# [Dataset records]
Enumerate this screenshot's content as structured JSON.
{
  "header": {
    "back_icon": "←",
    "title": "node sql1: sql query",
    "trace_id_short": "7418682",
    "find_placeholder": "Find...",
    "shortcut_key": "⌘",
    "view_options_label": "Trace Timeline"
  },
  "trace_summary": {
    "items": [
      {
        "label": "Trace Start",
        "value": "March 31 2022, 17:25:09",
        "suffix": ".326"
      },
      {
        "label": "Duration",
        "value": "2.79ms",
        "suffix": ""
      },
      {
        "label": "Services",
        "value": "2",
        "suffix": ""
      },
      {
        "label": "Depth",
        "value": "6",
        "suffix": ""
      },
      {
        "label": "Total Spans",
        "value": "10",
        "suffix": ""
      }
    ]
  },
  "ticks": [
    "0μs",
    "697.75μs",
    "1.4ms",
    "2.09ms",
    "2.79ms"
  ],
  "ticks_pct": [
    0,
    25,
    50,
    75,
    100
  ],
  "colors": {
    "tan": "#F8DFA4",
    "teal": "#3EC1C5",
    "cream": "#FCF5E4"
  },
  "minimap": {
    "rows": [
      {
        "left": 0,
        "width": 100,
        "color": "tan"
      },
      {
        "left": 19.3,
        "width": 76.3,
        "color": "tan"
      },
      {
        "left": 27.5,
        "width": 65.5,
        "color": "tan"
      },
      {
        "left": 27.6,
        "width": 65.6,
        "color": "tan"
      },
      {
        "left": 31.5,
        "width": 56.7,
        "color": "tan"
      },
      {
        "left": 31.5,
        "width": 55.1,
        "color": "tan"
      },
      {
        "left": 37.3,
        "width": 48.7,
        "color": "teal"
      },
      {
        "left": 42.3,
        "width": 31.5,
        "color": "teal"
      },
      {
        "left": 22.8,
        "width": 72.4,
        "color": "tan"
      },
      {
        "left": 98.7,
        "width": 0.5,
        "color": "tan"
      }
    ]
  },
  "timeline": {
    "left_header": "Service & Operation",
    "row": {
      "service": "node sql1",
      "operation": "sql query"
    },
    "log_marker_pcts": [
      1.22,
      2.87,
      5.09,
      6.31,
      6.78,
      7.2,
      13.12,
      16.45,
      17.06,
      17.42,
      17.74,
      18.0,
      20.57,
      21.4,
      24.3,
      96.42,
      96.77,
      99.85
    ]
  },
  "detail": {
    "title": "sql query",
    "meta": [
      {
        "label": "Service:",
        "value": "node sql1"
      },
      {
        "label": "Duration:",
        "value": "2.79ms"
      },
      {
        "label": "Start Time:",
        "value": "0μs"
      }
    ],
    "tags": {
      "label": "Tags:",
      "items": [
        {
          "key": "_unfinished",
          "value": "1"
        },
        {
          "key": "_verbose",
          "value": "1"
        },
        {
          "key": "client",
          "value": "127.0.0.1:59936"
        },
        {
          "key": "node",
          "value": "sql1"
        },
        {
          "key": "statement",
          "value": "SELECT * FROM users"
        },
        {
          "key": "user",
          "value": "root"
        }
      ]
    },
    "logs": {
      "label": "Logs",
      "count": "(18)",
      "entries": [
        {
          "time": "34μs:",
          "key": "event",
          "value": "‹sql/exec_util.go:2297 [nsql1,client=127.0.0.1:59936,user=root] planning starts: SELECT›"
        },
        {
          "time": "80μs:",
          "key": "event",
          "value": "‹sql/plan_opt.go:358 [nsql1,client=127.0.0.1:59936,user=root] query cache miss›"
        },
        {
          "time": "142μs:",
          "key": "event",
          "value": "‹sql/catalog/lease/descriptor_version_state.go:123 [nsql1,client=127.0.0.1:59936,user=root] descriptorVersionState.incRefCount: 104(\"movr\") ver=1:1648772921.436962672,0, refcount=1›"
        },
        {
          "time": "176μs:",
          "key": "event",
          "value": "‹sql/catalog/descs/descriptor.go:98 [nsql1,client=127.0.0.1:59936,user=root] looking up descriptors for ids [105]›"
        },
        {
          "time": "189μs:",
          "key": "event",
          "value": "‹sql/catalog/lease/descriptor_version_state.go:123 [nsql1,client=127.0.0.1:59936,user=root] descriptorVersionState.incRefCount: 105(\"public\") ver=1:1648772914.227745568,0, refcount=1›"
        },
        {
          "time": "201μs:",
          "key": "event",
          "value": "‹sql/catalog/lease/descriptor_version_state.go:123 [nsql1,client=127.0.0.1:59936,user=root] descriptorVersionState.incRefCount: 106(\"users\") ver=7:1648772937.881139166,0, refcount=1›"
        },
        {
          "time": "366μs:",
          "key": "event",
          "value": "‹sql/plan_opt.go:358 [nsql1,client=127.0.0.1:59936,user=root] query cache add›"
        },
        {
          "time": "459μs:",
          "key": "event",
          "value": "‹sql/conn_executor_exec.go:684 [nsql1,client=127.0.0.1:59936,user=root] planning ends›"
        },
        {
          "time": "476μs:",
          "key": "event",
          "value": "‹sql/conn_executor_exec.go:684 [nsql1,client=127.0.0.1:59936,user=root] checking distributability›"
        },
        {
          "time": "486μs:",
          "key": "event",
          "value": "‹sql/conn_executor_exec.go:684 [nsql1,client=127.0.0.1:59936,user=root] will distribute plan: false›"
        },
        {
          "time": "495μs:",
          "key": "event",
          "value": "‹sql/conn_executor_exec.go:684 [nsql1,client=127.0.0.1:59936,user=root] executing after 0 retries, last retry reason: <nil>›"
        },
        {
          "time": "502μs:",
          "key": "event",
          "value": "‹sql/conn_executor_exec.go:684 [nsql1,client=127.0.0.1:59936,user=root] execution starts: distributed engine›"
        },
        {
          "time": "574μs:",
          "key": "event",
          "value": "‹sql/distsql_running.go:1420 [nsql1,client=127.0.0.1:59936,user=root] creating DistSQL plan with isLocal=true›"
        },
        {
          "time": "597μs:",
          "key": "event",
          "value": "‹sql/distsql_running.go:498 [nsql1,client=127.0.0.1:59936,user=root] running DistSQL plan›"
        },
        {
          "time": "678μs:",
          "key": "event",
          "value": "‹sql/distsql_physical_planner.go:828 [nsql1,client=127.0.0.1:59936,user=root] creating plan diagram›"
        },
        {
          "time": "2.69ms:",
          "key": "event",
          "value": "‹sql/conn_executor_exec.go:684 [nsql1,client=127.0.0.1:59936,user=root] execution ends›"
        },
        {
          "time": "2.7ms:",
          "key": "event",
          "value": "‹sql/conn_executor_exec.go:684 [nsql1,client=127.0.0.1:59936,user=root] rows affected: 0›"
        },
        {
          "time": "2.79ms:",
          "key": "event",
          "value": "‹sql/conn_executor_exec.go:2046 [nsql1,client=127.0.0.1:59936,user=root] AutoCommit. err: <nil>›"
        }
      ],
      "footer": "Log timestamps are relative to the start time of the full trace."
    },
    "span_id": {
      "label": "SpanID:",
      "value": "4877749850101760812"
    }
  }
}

# [Instruction]
Give back all the data exactly as written.

# [Full output]
Enumerate this screenshot's content as structured JSON.
{
  "header": {
    "back_icon": "←",
    "title": "node sql1: sql query",
    "trace_id_short": "7418682",
    "find_placeholder": "Find...",
    "shortcut_key": "⌘",
    "view_options_label": "Trace Timeline"
  },
  "trace_summary": {
    "items": [
      {
        "label": "Trace Start",
        "value": "March 31 2022, 17:25:09",
        "suffix": ".326"
      },
      {
        "label": "Duration",
        "value": "2.79ms",
        "suffix": ""
      },
      {
        "label": "Services",
        "value": "2",
        "suffix": ""
      },
      {
        "label": "Depth",
        "value": "6",
        "suffix": ""
      },
      {
        "label": "Total Spans",
        "value": "10",
        "suffix": ""
      }
    ]
  },
  "ticks": [
    "0μs",
    "697.75μs",
    "1.4ms",
    "2.09ms",
    "2.79ms"
  ],
  "ticks_pct": [
    0,
    25,
    50,
    75,
    100
  ],
  "colors": {
    "tan": "#F8DFA4",
    "teal": "#3EC1C5",
    "cream": "#FCF5E4"
  },
  "minimap": {
    "rows": [
      {
        "left": 0,
        "width": 100,
        "color": "tan"
      },
      {
        "left": 19.3,
        "width": 76.3,
        "color": "tan"
      },
      {
        "left": 27.5,
        "width": 65.5,
        "color": "tan"
      },
      {
        "left": 27.6,
        "width": 65.6,
        "color": "tan"
      },
      {
        "left": 31.5,
        "width": 56.7,
        "color": "tan"
      },
      {
        "left": 31.5,
        "width": 55.1,
        "color": "tan"
      },
      {
        "left": 37.3,
        "width": 48.7,
        "color": "teal"
      },
      {
        "left": 42.3,
        "width": 31.5,
        "color": "teal"
      },
      {
        "left": 22.8,
        "width": 72.4,
        "color": "tan"
      },
      {
        "left": 98.7,
        "width": 0.5,
        "color": "tan"
      }
    ]
  },
  "timeline": {
    "left_header": "Service & Operation",
    "row": {
      "service": "node sql1",
      "operation": "sql query"
    },
    "log_marker_pcts": [
      1.22,
      2.87,
      5.09,
      6.31,
      6.78,
      7.2,
      13.12,
      16.45,
      17.06,
      17.42,
      17.74,
      18.0,
      20.57,
      21.4,
      24.3,
      96.42,
      96.77,
      99.85
    ]
  },
  "detail": {
    "title": "sql query",
    "meta": [
      {
        "label": "Service:",
        "value": "node sql1"
      },
      {
        "label": "Duration:",
        "value": "2.79ms"
      },
      {
        "label": "Start Time:",
        "value": "0μs"
      }
    ],
    "tags": {
      "label": "Tags:",
      "items": [
        {
          "key": "_unfinished",
          "value": "1"
        },
        {
          "key": "_verbose",
          "value": "1"
        },
        {
          "key": "client",
          "value": "127.0.0.1:59936"
        },
        {
          "key": "node",
          "value": "sql1"
        },
        {
          "key": "statement",
          "value": "SELECT * FROM users"
        },
        {
          "key": "user",
          "value": "root"
        }
      ]
    },
    "logs": {
      "label": "Logs",
      "count": "(18)",
      "entries": [
        {
          "time": "34μs:",
          "key": "event",
          "value": "‹sql/exec_util.go:2297 [nsql1,client=127.0.0.1:59936,user=root] planning starts: SELECT›"
        },
        {
          "time": "80μs:",
          "key": "event",
          "value": "‹sql/plan_opt.go:358 [nsql1,client=127.0.0.1:59936,user=root] query cache miss›"
        },
        {
          "time": "142μs:",
          "key": "event",
          "value": "‹sql/catalog/lease/descriptor_version_state.go:123 [nsql1,client=127.0.0.1:59936,user=root] descriptorVersionState.incRefCount: 104(\"movr\") ver=1:1648772921.436962672,0, refcount=1›"
        },
        {
          "time": "176μs:",
          "key": "event",
          "value": "‹sql/catalog/descs/descriptor.go:98 [nsql1,client=127.0.0.1:59936,user=root] looking up descriptors for ids [105]›"
        },
        {
          "time": "189μs:",
          "key": "event",
          "value": "‹sql/catalog/lease/descriptor_version_state.go:123 [nsql1,client=127.0.0.1:59936,user=root] descriptorVersionState.incRefCount: 105(\"public\") ver=1:1648772914.227745568,0, refcount=1›"
        },
        {
          "time": "201μs:",
          "key": "event",
          "value": "‹sql/catalog/lease/descriptor_version_state.go:123 [nsql1,client=127.0.0.1:59936,user=root] descriptorVersionState.incRefCount: 106(\"users\") ver=7:1648772937.881139166,0, refcount=1›"
        },
        {
          "time": "366μs:",
          "key": "event",
          "value": "‹sql/plan_opt.go:358 [nsql1,client=127.0.0.1:59936,user=root] query cache add›"
        },
        {
          "time": "459μs:",
          "key": "event",
          "value": "‹sql/conn_executor_exec.go:684 [nsql1,client=127.0.0.1:59936,user=root] planning ends›"
        },
        {
          "time": "476μs:",
          "key": "event",
          "value": "‹sql/conn_executor_exec.go:684 [nsql1,client=127.0.0.1:59936,user=root] checking distributability›"
        },
        {
          "time": "486μs:",
          "key": "event",
          "value": "‹sql/conn_executor_exec.go:684 [nsql1,client=127.0.0.1:59936,user=root] will distribute plan: false›"
        },
        {
          "time": "495μs:",
          "key": "event",
          "value": "‹sql/conn_executor_exec.go:684 [nsql1,client=127.0.0.1:59936,user=root] executing after 0 retries, last retry reason: <nil>›"
        },
        {
          "time": "502μs:",
          "key": "event",
          "value": "‹sql/conn_executor_exec.go:684 [nsql1,client=127.0.0.1:59936,user=root] execution starts: distributed engine›"
        },
        {
          "time": "574μs:",
          "key": "event",
          "value": "‹sql/distsql_running.go:1420 [nsql1,client=127.0.0.1:59936,user=root] creating DistSQL plan with isLocal=true›"
        },
        {
          "time": "597μs:",
          "key": "event",
          "value": "‹sql/distsql_running.go:498 [nsql1,client=127.0.0.1:59936,user=root] running DistSQL plan›"
        },
        {
          "time": "678μs:",
          "key": "event",
          "value": "‹sql/distsql_physical_planner.go:828 [nsql1,client=127.0.0.1:59936,user=root] creating plan diagram›"
        },
        {
          "time": "2.69ms:",
          "key": "event",
          "value": "‹sql/conn_executor_exec.go:684 [nsql1,client=127.0.0.1:59936,user=root] execution ends›"
        },
        {
          "time": "2.7ms:",
          "key": "event",
          "value": "‹sql/conn_executor_exec.go:684 [nsql1,client=127.0.0.1:59936,user=root] rows affected: 0›"
        },
        {
          "time": "2.79ms:",
          "key": "event",
          "value": "‹sql/conn_executor_exec.go:2046 [nsql1,client=127.0.0.1:59936,user=root] AutoCommit. err: <nil>›"
        }
      ],
      "footer": "Log timestamps are relative to the start time of the full trace."
    },
    "span_id": {
      "label": "SpanID:",
      "value": "4877749850101760812"
    }
  }
}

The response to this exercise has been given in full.